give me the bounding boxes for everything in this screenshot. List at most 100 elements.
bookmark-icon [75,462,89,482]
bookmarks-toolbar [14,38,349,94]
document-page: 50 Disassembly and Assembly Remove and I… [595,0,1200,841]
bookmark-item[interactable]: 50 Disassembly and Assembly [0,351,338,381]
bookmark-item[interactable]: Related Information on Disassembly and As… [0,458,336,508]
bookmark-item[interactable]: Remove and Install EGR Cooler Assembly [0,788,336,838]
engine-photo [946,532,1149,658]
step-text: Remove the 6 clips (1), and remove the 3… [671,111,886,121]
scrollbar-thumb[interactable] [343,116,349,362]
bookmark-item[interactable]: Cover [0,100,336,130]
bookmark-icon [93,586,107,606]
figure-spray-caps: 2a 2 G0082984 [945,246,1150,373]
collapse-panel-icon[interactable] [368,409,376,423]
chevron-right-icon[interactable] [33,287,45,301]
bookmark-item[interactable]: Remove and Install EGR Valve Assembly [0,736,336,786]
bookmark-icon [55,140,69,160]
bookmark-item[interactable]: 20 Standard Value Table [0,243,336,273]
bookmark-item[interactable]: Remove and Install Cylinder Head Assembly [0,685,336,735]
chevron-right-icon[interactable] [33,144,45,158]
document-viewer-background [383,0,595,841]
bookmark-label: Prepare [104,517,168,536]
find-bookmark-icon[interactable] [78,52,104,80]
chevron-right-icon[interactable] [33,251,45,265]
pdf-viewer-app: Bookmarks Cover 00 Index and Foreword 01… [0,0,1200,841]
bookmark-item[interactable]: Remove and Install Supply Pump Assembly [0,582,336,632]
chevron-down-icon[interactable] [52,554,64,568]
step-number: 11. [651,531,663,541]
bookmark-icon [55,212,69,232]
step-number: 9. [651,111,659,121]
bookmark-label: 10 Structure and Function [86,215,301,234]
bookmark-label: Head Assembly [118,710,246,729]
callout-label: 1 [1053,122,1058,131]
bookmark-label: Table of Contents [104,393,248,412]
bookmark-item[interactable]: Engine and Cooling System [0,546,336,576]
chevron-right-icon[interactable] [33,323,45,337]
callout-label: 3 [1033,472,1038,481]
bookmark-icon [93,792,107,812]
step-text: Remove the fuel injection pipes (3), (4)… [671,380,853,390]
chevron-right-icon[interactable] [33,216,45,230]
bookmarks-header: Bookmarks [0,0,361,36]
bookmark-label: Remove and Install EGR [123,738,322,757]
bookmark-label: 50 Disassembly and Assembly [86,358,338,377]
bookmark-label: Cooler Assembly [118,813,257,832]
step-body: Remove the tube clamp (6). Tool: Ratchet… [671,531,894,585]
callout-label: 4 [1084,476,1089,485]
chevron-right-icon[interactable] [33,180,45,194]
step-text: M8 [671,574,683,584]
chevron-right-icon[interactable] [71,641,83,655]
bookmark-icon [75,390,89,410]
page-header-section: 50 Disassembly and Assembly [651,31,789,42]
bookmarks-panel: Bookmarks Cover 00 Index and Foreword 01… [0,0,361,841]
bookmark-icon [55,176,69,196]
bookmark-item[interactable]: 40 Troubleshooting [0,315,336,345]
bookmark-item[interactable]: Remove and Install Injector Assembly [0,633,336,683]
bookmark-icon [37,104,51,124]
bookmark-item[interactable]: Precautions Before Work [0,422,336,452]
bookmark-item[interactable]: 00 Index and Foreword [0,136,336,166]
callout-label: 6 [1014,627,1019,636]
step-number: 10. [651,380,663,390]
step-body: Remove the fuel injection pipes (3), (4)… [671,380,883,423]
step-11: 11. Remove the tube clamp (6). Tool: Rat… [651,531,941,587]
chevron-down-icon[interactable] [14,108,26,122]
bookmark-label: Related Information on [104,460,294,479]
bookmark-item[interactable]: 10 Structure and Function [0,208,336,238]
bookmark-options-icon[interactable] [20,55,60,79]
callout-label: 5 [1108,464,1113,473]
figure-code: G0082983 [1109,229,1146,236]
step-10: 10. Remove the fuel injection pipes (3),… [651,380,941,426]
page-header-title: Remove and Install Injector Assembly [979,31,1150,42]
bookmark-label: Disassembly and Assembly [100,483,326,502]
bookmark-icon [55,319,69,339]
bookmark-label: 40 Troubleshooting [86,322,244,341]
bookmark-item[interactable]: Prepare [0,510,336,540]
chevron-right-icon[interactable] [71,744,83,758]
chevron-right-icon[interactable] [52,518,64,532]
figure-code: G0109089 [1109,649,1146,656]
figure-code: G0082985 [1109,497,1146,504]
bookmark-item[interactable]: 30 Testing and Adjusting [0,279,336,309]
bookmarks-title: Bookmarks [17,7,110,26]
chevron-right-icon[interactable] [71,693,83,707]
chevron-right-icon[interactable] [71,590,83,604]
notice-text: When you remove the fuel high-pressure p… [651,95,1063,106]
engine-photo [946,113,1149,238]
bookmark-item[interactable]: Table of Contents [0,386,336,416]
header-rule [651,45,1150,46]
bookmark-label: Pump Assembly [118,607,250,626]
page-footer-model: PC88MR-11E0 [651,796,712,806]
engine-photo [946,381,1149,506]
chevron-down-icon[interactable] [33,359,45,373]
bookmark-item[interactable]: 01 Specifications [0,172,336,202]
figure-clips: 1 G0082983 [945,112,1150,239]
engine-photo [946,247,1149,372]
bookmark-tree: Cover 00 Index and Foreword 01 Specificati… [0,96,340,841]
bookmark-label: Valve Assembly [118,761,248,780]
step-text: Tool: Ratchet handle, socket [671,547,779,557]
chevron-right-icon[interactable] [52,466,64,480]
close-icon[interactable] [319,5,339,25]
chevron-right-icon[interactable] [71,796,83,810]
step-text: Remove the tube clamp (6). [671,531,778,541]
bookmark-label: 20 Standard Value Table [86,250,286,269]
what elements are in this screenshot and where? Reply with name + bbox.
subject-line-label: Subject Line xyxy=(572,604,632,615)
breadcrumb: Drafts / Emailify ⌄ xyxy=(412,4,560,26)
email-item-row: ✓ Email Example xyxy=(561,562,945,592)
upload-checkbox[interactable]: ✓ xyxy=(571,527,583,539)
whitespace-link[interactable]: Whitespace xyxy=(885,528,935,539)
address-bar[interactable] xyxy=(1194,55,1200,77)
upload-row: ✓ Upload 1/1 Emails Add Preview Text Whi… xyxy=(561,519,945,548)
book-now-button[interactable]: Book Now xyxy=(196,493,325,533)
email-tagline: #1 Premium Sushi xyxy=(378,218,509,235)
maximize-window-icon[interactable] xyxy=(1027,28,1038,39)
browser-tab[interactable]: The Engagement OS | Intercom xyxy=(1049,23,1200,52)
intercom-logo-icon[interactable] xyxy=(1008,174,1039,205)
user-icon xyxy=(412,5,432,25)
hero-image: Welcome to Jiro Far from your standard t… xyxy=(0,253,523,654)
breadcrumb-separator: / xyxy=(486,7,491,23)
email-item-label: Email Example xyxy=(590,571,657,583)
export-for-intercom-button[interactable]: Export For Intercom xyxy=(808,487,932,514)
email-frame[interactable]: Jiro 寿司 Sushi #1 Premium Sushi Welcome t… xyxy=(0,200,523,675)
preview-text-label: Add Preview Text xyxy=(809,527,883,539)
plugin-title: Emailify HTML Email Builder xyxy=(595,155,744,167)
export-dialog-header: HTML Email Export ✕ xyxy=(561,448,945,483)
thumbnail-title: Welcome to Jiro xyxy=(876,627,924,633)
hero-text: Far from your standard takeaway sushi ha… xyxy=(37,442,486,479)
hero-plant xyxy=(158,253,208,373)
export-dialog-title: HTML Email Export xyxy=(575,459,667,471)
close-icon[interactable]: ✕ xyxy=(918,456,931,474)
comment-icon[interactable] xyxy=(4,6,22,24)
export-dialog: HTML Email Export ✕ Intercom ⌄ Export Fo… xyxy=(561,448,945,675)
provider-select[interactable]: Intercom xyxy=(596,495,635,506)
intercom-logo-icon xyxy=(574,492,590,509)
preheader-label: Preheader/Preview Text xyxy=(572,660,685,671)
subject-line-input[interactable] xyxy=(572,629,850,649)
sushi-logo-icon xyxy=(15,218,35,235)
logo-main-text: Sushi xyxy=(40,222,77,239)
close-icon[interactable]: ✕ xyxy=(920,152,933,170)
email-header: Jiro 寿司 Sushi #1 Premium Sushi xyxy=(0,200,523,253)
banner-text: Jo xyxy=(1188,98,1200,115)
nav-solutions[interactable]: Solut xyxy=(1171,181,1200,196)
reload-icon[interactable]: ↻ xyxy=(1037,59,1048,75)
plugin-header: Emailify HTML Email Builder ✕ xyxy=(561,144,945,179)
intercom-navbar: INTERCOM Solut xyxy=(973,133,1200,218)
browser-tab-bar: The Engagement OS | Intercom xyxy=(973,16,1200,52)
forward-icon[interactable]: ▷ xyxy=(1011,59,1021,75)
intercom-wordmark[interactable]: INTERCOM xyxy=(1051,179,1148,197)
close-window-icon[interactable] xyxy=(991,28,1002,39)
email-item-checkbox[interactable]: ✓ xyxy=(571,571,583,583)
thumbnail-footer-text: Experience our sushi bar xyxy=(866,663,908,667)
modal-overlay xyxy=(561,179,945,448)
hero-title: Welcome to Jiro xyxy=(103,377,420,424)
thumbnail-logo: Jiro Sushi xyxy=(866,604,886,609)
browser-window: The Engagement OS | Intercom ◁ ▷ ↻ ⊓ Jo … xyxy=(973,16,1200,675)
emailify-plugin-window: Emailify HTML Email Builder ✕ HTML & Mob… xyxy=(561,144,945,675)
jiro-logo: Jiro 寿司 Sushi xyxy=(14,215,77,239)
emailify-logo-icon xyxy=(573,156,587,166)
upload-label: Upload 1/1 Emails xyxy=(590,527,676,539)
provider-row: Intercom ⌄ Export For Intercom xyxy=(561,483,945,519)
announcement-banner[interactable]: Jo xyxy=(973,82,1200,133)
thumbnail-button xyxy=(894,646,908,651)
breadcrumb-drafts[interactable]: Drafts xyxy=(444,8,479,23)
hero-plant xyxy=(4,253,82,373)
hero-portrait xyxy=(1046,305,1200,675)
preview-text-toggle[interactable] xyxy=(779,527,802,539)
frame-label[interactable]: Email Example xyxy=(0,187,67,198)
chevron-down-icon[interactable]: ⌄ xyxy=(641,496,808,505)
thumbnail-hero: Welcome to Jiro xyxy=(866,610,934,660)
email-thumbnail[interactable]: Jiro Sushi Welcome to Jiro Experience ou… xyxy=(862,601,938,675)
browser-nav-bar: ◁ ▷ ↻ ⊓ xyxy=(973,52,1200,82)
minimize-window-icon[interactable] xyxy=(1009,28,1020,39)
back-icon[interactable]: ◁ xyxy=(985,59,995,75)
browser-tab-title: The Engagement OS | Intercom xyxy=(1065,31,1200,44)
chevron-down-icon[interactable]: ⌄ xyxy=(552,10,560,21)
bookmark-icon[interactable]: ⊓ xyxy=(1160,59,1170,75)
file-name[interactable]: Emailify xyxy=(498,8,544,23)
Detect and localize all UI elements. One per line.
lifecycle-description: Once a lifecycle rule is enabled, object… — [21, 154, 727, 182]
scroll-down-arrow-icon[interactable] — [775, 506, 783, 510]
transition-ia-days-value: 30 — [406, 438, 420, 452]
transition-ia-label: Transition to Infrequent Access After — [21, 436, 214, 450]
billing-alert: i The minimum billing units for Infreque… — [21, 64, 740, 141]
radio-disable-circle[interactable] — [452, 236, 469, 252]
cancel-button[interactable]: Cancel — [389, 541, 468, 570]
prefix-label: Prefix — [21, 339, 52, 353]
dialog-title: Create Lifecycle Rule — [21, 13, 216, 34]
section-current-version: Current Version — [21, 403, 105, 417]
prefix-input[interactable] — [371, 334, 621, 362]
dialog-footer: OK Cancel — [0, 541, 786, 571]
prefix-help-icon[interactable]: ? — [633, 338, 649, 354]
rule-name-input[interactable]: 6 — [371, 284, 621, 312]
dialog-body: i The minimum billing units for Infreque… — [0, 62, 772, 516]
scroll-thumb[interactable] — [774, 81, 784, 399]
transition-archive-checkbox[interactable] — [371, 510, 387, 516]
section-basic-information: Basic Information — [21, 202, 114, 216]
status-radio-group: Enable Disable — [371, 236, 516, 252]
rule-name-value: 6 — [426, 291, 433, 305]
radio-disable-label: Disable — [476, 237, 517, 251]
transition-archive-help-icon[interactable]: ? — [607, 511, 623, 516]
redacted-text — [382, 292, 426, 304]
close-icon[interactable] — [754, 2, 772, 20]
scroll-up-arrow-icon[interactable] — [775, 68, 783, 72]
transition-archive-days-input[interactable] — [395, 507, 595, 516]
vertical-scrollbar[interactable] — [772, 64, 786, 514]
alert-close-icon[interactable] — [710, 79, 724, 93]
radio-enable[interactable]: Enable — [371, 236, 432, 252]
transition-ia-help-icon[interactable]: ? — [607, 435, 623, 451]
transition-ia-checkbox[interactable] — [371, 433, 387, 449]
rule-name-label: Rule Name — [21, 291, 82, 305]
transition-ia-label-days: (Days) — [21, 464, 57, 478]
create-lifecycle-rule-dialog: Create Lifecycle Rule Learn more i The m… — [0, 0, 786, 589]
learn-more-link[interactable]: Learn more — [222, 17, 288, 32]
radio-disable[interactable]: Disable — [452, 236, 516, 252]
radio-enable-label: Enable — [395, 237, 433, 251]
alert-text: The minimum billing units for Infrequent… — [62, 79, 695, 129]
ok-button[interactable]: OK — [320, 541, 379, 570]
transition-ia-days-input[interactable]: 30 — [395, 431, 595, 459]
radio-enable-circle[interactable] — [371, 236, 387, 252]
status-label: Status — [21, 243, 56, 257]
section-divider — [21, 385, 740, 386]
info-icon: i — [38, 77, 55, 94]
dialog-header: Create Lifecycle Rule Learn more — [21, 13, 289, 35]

+ + + + +

# Yapılacak görev:
Kayıtların başından "bookmark-icon [55,140,69,160]" ifadesini içeren satıra kadar uzanan bölümü, her iki uç dahil olmak üzere, hiçbir değişiklik yapmadan satır satır yazdırın.

# Görevin çözümü:
give me the bounding boxes for everything in this screenshot. List at most 100 elements.
bookmark-icon [75,462,89,482]
bookmarks-toolbar [14,38,349,94]
document-page: 50 Disassembly and Assembly Remove and I… [595,0,1200,841]
bookmark-item[interactable]: 50 Disassembly and Assembly [0,351,338,381]
bookmark-item[interactable]: Related Information on Disassembly and As… [0,458,336,508]
bookmark-item[interactable]: Remove and Install EGR Cooler Assembly [0,788,336,838]
engine-photo [946,532,1149,658]
step-text: Remove the 6 clips (1), and remove the 3… [671,111,886,121]
scrollbar-thumb[interactable] [343,116,349,362]
bookmark-item[interactable]: Cover [0,100,336,130]
bookmark-icon [93,586,107,606]
figure-spray-caps: 2a 2 G0082984 [945,246,1150,373]
collapse-panel-icon[interactable] [368,409,376,423]
chevron-right-icon[interactable] [33,287,45,301]
bookmark-item[interactable]: Remove and Install EGR Valve Assembly [0,736,336,786]
bookmark-icon [55,140,69,160]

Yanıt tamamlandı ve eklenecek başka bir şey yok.